> Requirements: Your task is to locate every line holding the string "June" and to copy each of them.

> Data lines:
◇ ◇ ◇ ◇

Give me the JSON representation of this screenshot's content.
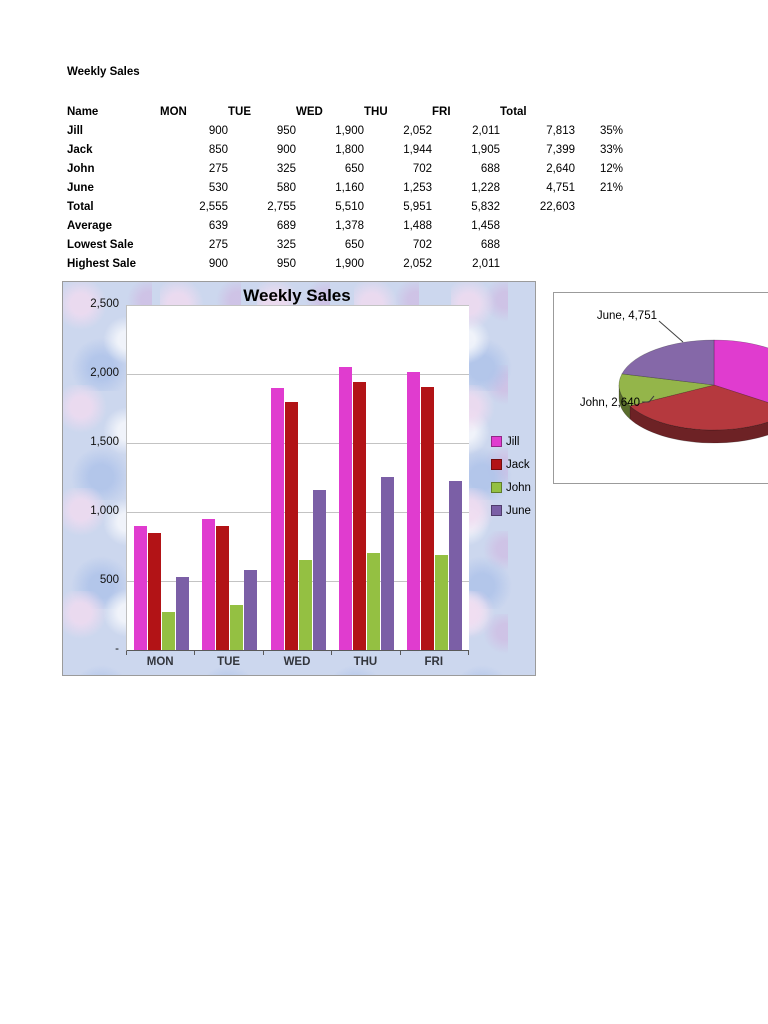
{
  "page": {
    "title": "Weekly Sales"
  },
  "table": {
    "headers": [
      "Name",
      "MON",
      "TUE",
      "WED",
      "THU",
      "FRI",
      "Total",
      ""
    ],
    "rows": [
      {
        "label": "Jill",
        "values": [
          "900",
          "950",
          "1,900",
          "2,052",
          "2,011",
          "7,813",
          "35%"
        ]
      },
      {
        "label": "Jack",
        "values": [
          "850",
          "900",
          "1,800",
          "1,944",
          "1,905",
          "7,399",
          "33%"
        ]
      },
      {
        "label": "John",
        "values": [
          "275",
          "325",
          "650",
          "702",
          "688",
          "2,640",
          "12%"
        ]
      },
      {
        "label": "June",
        "values": [
          "530",
          "580",
          "1,160",
          "1,253",
          "1,228",
          "4,751",
          "21%"
        ]
      },
      {
        "label": "Total",
        "values": [
          "2,555",
          "2,755",
          "5,510",
          "5,951",
          "5,832",
          "22,603",
          ""
        ]
      },
      {
        "label": "Average",
        "values": [
          "639",
          "689",
          "1,378",
          "1,488",
          "1,458",
          "",
          ""
        ]
      },
      {
        "label": "Lowest Sale",
        "values": [
          "275",
          "325",
          "650",
          "702",
          "688",
          "",
          ""
        ]
      },
      {
        "label": "Highest Sale",
        "values": [
          "900",
          "950",
          "1,900",
          "2,052",
          "2,011",
          "",
          ""
        ]
      }
    ]
  },
  "chart_data": [
    {
      "type": "bar",
      "title": "Weekly Sales",
      "categories": [
        "MON",
        "TUE",
        "WED",
        "THU",
        "FRI"
      ],
      "series": [
        {
          "name": "Jill",
          "color": "#e03ccf",
          "values": [
            900,
            950,
            1900,
            2052,
            2011
          ]
        },
        {
          "name": "Jack",
          "color": "#b21316",
          "values": [
            850,
            900,
            1800,
            1944,
            1905
          ]
        },
        {
          "name": "John",
          "color": "#94c042",
          "values": [
            275,
            325,
            650,
            702,
            688
          ]
        },
        {
          "name": "June",
          "color": "#7b5fa6",
          "values": [
            530,
            580,
            1160,
            1253,
            1228
          ]
        }
      ],
      "ylim": [
        0,
        2500
      ],
      "ytick_labels": [
        "-",
        "500",
        "1,000",
        "1,500",
        "2,000",
        "2,500"
      ],
      "grid": true,
      "legend_position": "right"
    },
    {
      "type": "pie",
      "style": "3d",
      "slices": [
        {
          "name": "Jill",
          "value": 7813,
          "color": "#e03ccf"
        },
        {
          "name": "Jack",
          "value": 7399,
          "color": "#b5393e"
        },
        {
          "name": "John",
          "value": 2640,
          "color": "#94b54a"
        },
        {
          "name": "June",
          "value": 4751,
          "color": "#8568a8"
        }
      ],
      "labels": [
        {
          "text": "June, 4,751",
          "slice": "June"
        },
        {
          "text": "John, 2,640",
          "slice": "John"
        }
      ]
    }
  ]
}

◇ ◇ ◇ ◇

> Task answer:
        "label": "June",
          "name": "June",
          "name": "June",
          "text": "June, 4,751",
          "slice": "June"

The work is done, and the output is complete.